DATA LINES
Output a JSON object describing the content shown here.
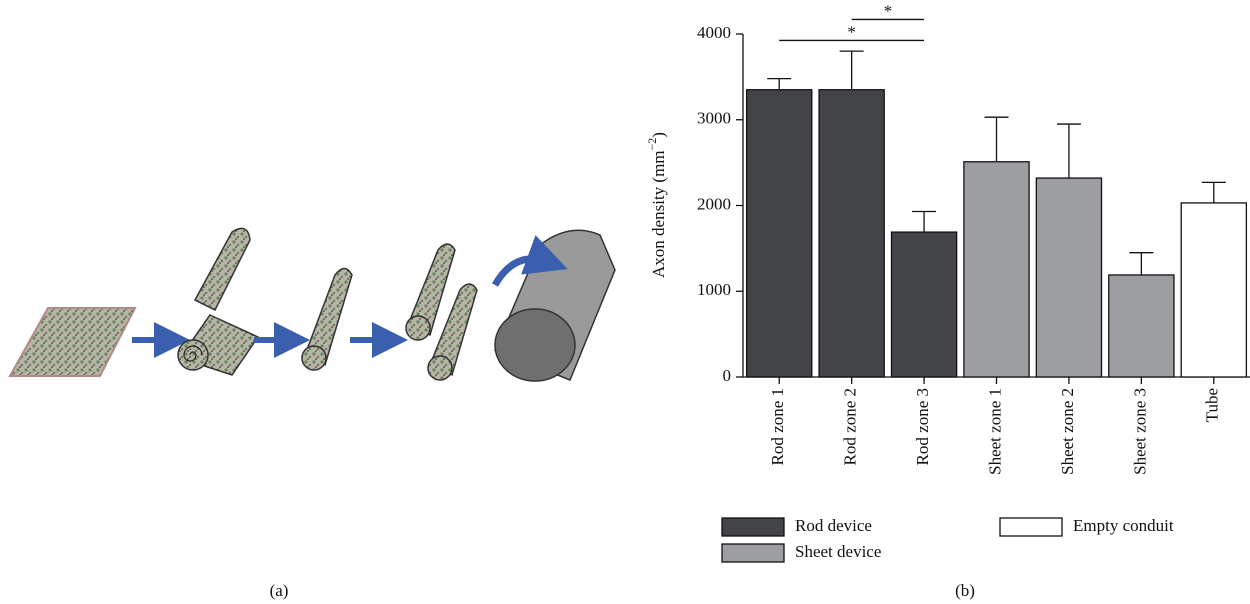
{
  "panel_a_label": "(a)",
  "chart_data": {
    "type": "bar",
    "panel_label": "(b)",
    "ylabel": {
      "text": "Axon density (mm",
      "superscript": "−2",
      "suffix": ")"
    },
    "categories": [
      "Rod zone 1",
      "Rod zone 2",
      "Rod zone 3",
      "Sheet zone 1",
      "Sheet zone 2",
      "Sheet zone 3",
      "Tube"
    ],
    "series": [
      {
        "name": "Rod device",
        "color": "#434447",
        "values": [
          3350,
          3350,
          1690,
          null,
          null,
          null,
          null
        ],
        "errors": [
          130,
          450,
          240,
          null,
          null,
          null,
          null
        ]
      },
      {
        "name": "Sheet device",
        "color": "#9c9ea1",
        "values": [
          null,
          null,
          null,
          2510,
          2320,
          1190,
          null
        ],
        "errors": [
          null,
          null,
          null,
          520,
          630,
          260,
          null
        ]
      },
      {
        "name": "Empty conduit",
        "color": "#ffffff",
        "values": [
          null,
          null,
          null,
          null,
          null,
          null,
          2030
        ],
        "errors": [
          null,
          null,
          null,
          null,
          null,
          null,
          240
        ]
      }
    ],
    "ylim": [
      0,
      4000
    ],
    "yticks": [
      0,
      1000,
      2000,
      3000,
      4000
    ],
    "annotations": [
      {
        "text": "*",
        "from": "Rod zone 1",
        "to": "Rod zone 3",
        "y": 3925
      },
      {
        "text": "*",
        "from": "Rod zone 2",
        "to": "Rod zone 3",
        "y": 4170
      }
    ]
  }
}
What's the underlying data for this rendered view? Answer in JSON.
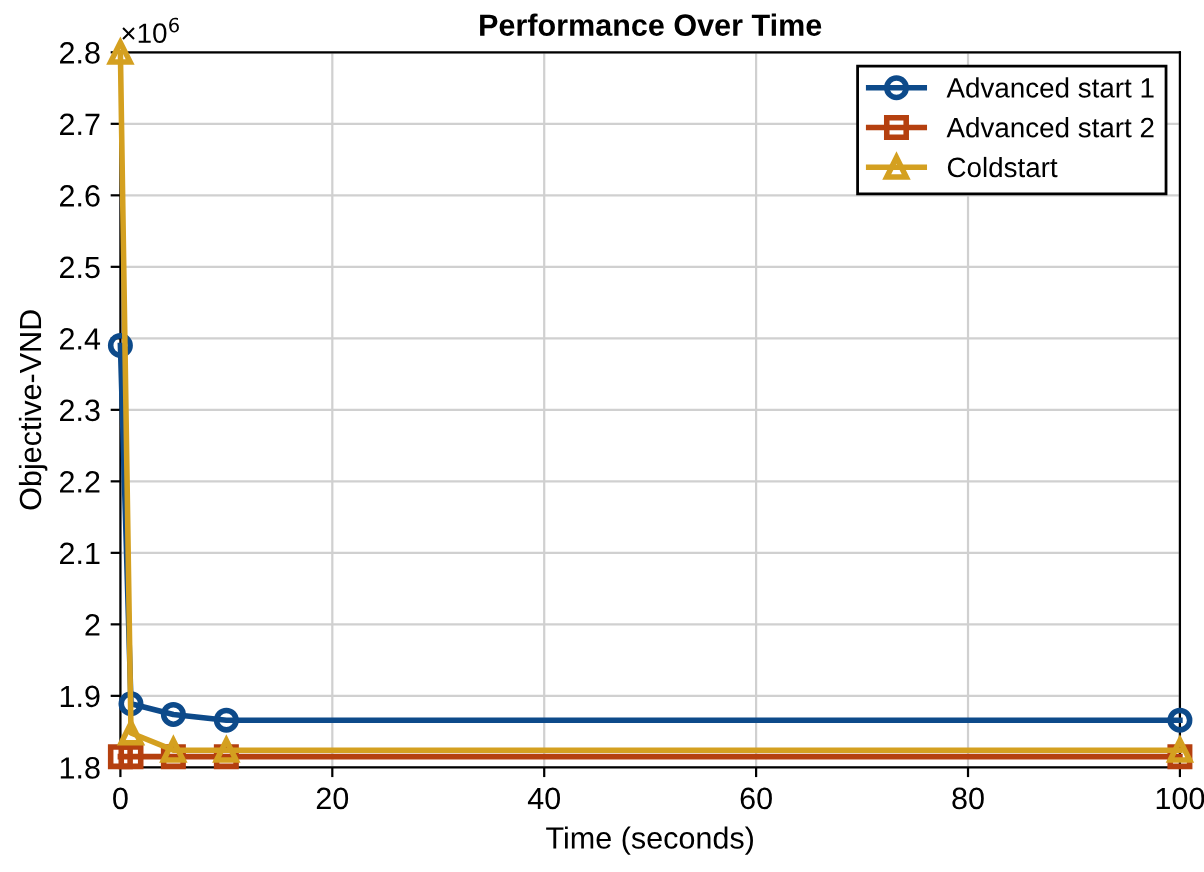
{
  "chart_data": {
    "type": "line",
    "title": "Performance Over Time",
    "xlabel": "Time (seconds)",
    "ylabel": "Objective-VND",
    "annotations": [
      "×10$^{6}$"
    ],
    "x": [
      0,
      1,
      5,
      10,
      100
    ],
    "series": [
      {
        "name": "Advanced start 1",
        "color": "#0d4a8a",
        "marker": "circle",
        "values": [
          2.39,
          1.889,
          1.874,
          1.866,
          1.866
        ]
      },
      {
        "name": "Advanced start 2",
        "color": "#b5400f",
        "marker": "square",
        "values": [
          1.815,
          1.815,
          1.815,
          1.815,
          1.815
        ]
      },
      {
        "name": "Coldstart",
        "color": "#d4a020",
        "marker": "triangle",
        "values": [
          2.8,
          1.848,
          1.824,
          1.824,
          1.824
        ]
      }
    ],
    "xlim": [
      0,
      100
    ],
    "xticks": [
      0,
      20,
      40,
      60,
      80,
      100
    ],
    "ylim": [
      1.8,
      2.8
    ],
    "yticks": [
      1.8,
      1.9,
      2,
      2.1,
      2.2,
      2.3,
      2.4,
      2.5,
      2.6,
      2.7,
      2.8
    ],
    "grid": true,
    "legend": "top right",
    "line_style": "solid"
  }
}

REQUIREMENT
Quote the entries in full. Any image among them is to be omitted from the copy.

RESULT OF THE EXERCISE
Output a JSON object describing the content shown here.
{
  "panel_a_label": "(a)",
  "chart_data": {
    "type": "bar",
    "panel_label": "(b)",
    "ylabel": {
      "text": "Axon density (mm",
      "superscript": "−2",
      "suffix": ")"
    },
    "categories": [
      "Rod zone 1",
      "Rod zone 2",
      "Rod zone 3",
      "Sheet zone 1",
      "Sheet zone 2",
      "Sheet zone 3",
      "Tube"
    ],
    "series": [
      {
        "name": "Rod device",
        "color": "#434447",
        "values": [
          3350,
          3350,
          1690,
          null,
          null,
          null,
          null
        ],
        "errors": [
          130,
          450,
          240,
          null,
          null,
          null,
          null
        ]
      },
      {
        "name": "Sheet device",
        "color": "#9c9ea1",
        "values": [
          null,
          null,
          null,
          2510,
          2320,
          1190,
          null
        ],
        "errors": [
          null,
          null,
          null,
          520,
          630,
          260,
          null
        ]
      },
      {
        "name": "Empty conduit",
        "color": "#ffffff",
        "values": [
          null,
          null,
          null,
          null,
          null,
          null,
          2030
        ],
        "errors": [
          null,
          null,
          null,
          null,
          null,
          null,
          240
        ]
      }
    ],
    "ylim": [
      0,
      4000
    ],
    "yticks": [
      0,
      1000,
      2000,
      3000,
      4000
    ],
    "annotations": [
      {
        "text": "*",
        "from": "Rod zone 1",
        "to": "Rod zone 3",
        "y": 3925
      },
      {
        "text": "*",
        "from": "Rod zone 2",
        "to": "Rod zone 3",
        "y": 4170
      }
    ]
  }
}
What's the underlying data for this rendered view? Answer in JSON.
{
  "chart_data": {
    "type": "line",
    "title": "Performance Over Time",
    "xlabel": "Time (seconds)",
    "ylabel": "Objective-VND",
    "annotations": [
      "×10$^{6}$"
    ],
    "x": [
      0,
      1,
      5,
      10,
      100
    ],
    "series": [
      {
        "name": "Advanced start 1",
        "color": "#0d4a8a",
        "marker": "circle",
        "values": [
          2.39,
          1.889,
          1.874,
          1.866,
          1.866
        ]
      },
      {
        "name": "Advanced start 2",
        "color": "#b5400f",
        "marker": "square",
        "values": [
          1.815,
          1.815,
          1.815,
          1.815,
          1.815
        ]
      },
      {
        "name": "Coldstart",
        "color": "#d4a020",
        "marker": "triangle",
        "values": [
          2.8,
          1.848,
          1.824,
          1.824,
          1.824
        ]
      }
    ],
    "xlim": [
      0,
      100
    ],
    "xticks": [
      0,
      20,
      40,
      60,
      80,
      100
    ],
    "ylim": [
      1.8,
      2.8
    ],
    "yticks": [
      1.8,
      1.9,
      2,
      2.1,
      2.2,
      2.3,
      2.4,
      2.5,
      2.6,
      2.7,
      2.8
    ],
    "grid": true,
    "legend": "top right",
    "line_style": "solid"
  }
}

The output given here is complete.